§ **What you will do**: Pull every line containing the word "CLICK" from the records.

§ **Extracted entries**:
>>>
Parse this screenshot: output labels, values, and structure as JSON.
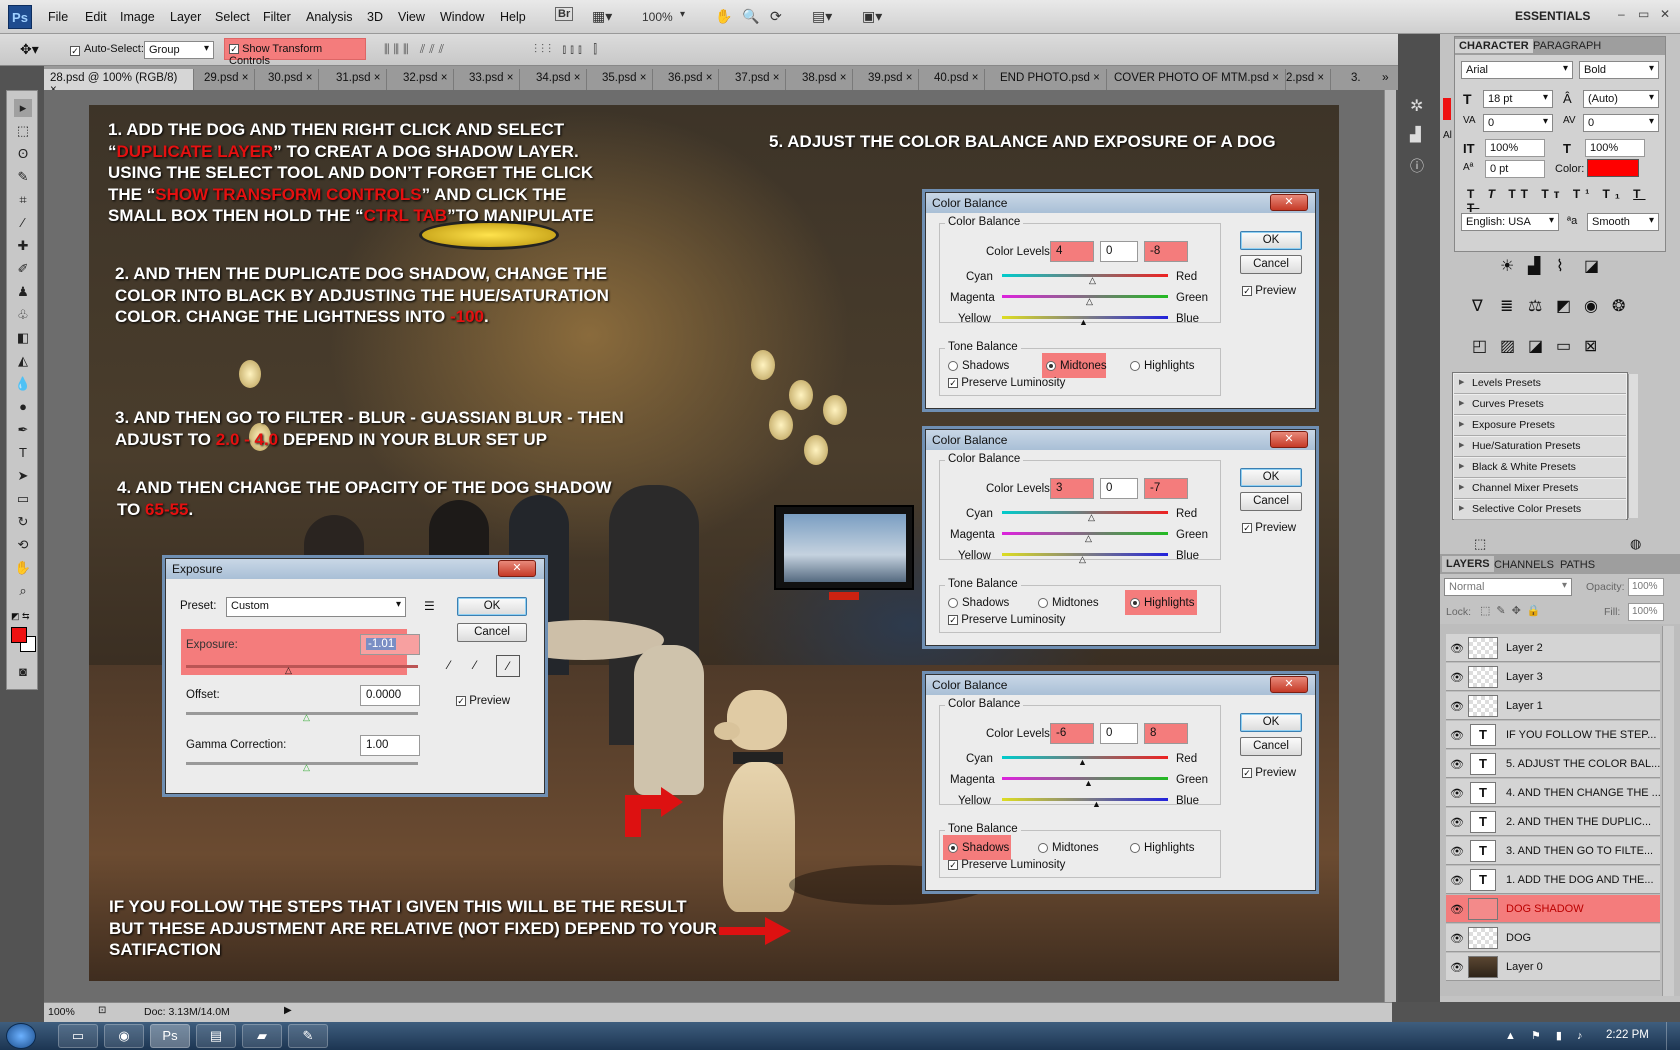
{
  "menubar": {
    "logo": "Ps",
    "items": [
      "File",
      "Edit",
      "Image",
      "Layer",
      "Select",
      "Filter",
      "Analysis",
      "3D",
      "View",
      "Window",
      "Help"
    ],
    "bridge": "Br",
    "zoom": "100%",
    "workspace": "ESSENTIALS",
    "win_min": "–",
    "win_max": "▭",
    "win_close": "✕"
  },
  "options": {
    "autoselect_label": "Auto-Select:",
    "autoselect_mode": "Group",
    "transform_label": "Show Transform Controls"
  },
  "tabs": [
    "28.psd @ 100% (RGB/8)",
    "29.psd",
    "30.psd",
    "31.psd",
    "32.psd",
    "33.psd",
    "34.psd",
    "35.psd",
    "36.psd",
    "37.psd",
    "38.psd",
    "39.psd",
    "40.psd",
    "END PHOTO.psd",
    "COVER PHOTO OF MTM.psd",
    "2.psd",
    "3."
  ],
  "tab_close": "×",
  "overlay": {
    "s1_a": "1. ADD THE DOG AND THEN RIGHT CLICK AND SELECT",
    "s1_b_pre": "“",
    "s1_b_red": "DUPLICATE LAYER",
    "s1_b_post": "” TO CREAT A DOG SHADOW LAYER.",
    "s1_c": "USING THE SELECT TOOL AND DON’T FORGET THE CLICK",
    "s1_d_pre": "THE “",
    "s1_d_red": "SHOW TRANSFORM CONTROLS",
    "s1_d_post": "” AND CLICK THE",
    "s1_e_pre": "SMALL BOX THEN HOLD THE “",
    "s1_e_red": "CTRL TAB",
    "s1_e_post": "”TO MANIPULATE",
    "s2_a": "2. AND THEN  THE DUPLICATE DOG SHADOW, CHANGE THE",
    "s2_b": "COLOR INTO BLACK BY ADJUSTING THE HUE/SATURATION",
    "s2_c_pre": "COLOR. CHANGE THE LIGHTNESS INTO ",
    "s2_c_red": "-100",
    "s2_c_post": ".",
    "s3_a": "3. AND THEN GO TO FILTER - BLUR - GUASSIAN BLUR - THEN",
    "s3_b_pre": "ADJUST TO ",
    "s3_b_red": "2.0 - 4.0",
    "s3_b_post": " DEPEND IN YOUR BLUR SET UP",
    "s4_a": "4. AND THEN CHANGE THE OPACITY OF THE DOG SHADOW",
    "s4_b_pre": "TO ",
    "s4_b_red": "65-55",
    "s4_b_post": ".",
    "s5": "5. ADJUST THE COLOR BALANCE AND EXPOSURE OF A DOG",
    "result_a": "IF YOU FOLLOW THE STEPS THAT I GIVEN THIS WILL BE THE RESULT",
    "result_b": "BUT THESE ADJUSTMENT ARE RELATIVE (NOT FIXED) DEPEND TO YOUR",
    "result_c": "SATIFACTION"
  },
  "exposure": {
    "title": "Exposure",
    "preset_label": "Preset:",
    "preset_value": "Custom",
    "exposure_label": "Exposure:",
    "exposure_value": "-1.01",
    "offset_label": "Offset:",
    "offset_value": "0.0000",
    "gamma_label": "Gamma Correction:",
    "gamma_value": "1.00",
    "ok": "OK",
    "cancel": "Cancel",
    "preview": "Preview"
  },
  "cb_common": {
    "title": "Color Balance",
    "group": "Color Balance",
    "levels_label": "Color Levels:",
    "cyan": "Cyan",
    "red": "Red",
    "magenta": "Magenta",
    "green": "Green",
    "yellow": "Yellow",
    "blue": "Blue",
    "tone": "Tone Balance",
    "shadows": "Shadows",
    "midtones": "Midtones",
    "highlights": "Highlights",
    "preserve": "Preserve Luminosity",
    "ok": "OK",
    "cancel": "Cancel",
    "preview": "Preview"
  },
  "cb1": {
    "l1": "4",
    "l2": "0",
    "l3": "-8",
    "tone": "midtones"
  },
  "cb2": {
    "l1": "3",
    "l2": "0",
    "l3": "-7",
    "tone": "highlights"
  },
  "cb3": {
    "l1": "-6",
    "l2": "0",
    "l3": "8",
    "tone": "shadows"
  },
  "character": {
    "tab1": "CHARACTER",
    "tab2": "PARAGRAPH",
    "font": "Arial",
    "style": "Bold",
    "size": "18 pt",
    "leading": "(Auto)",
    "kern": "0",
    "track": "0",
    "vscale": "100%",
    "hscale": "100%",
    "baseline": "0 pt",
    "color_label": "Color:",
    "language": "English: USA",
    "aa_label": "aa",
    "aa": "Smooth",
    "color": "#ff0000"
  },
  "presets": [
    "Levels Presets",
    "Curves Presets",
    "Exposure Presets",
    "Hue/Saturation Presets",
    "Black & White Presets",
    "Channel Mixer Presets",
    "Selective Color Presets"
  ],
  "layers_panel": {
    "tab1": "LAYERS",
    "tab2": "CHANNELS",
    "tab3": "PATHS",
    "blend": "Normal",
    "opacity_label": "Opacity:",
    "opacity": "100%",
    "lock_label": "Lock:",
    "fill_label": "Fill:",
    "fill": "100%"
  },
  "layers": [
    {
      "name": "Layer 2",
      "type": "raster"
    },
    {
      "name": "Layer 3",
      "type": "raster"
    },
    {
      "name": "Layer 1",
      "type": "raster"
    },
    {
      "name": "IF YOU FOLLOW THE STEP...",
      "type": "text"
    },
    {
      "name": "5. ADJUST THE COLOR BAL...",
      "type": "text"
    },
    {
      "name": "4. AND THEN CHANGE THE ...",
      "type": "text"
    },
    {
      "name": "2. AND THEN  THE DUPLIC...",
      "type": "text"
    },
    {
      "name": "3. AND THEN GO TO FILTE...",
      "type": "text"
    },
    {
      "name": "1. ADD THE DOG AND THE...",
      "type": "text"
    },
    {
      "name": "DOG SHADOW",
      "type": "raster",
      "selected": true
    },
    {
      "name": "DOG",
      "type": "raster"
    },
    {
      "name": "Layer 0",
      "type": "photo"
    }
  ],
  "status": {
    "zoom": "100%",
    "doc": "Doc: 3.13M/14.0M"
  },
  "taskbar": {
    "clock": "2:22 PM"
  }
}
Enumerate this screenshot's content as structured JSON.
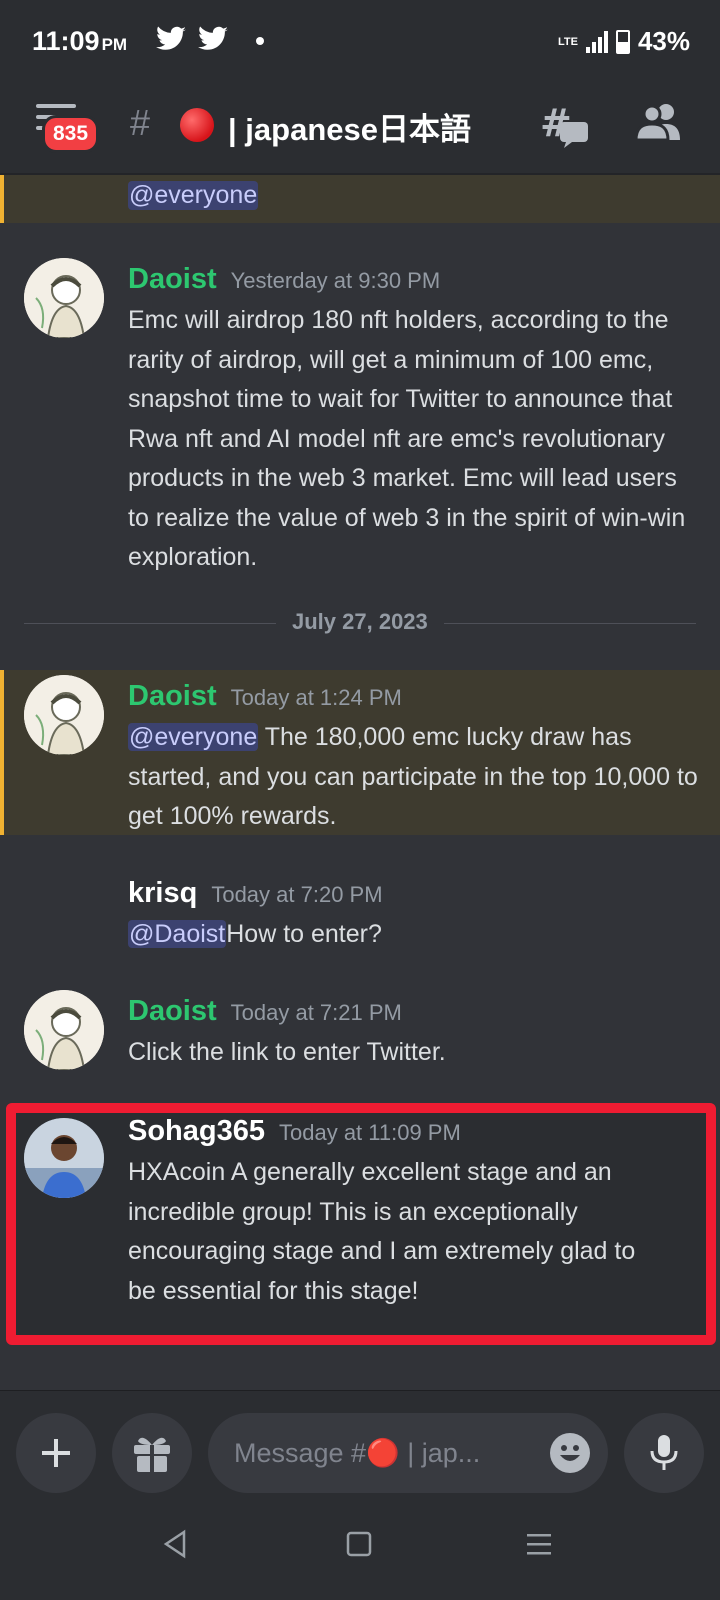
<<<
§ **Result of this exercise**:
    "s1_a": "1. ADD THE DOG AND THEN RIGHT CLICK AND SELECT",
    "s1_c": "USING THE SELECT TOOL AND DON’T FORGET THE CLICK",
    "s1_d_post": "” AND CLICK THE",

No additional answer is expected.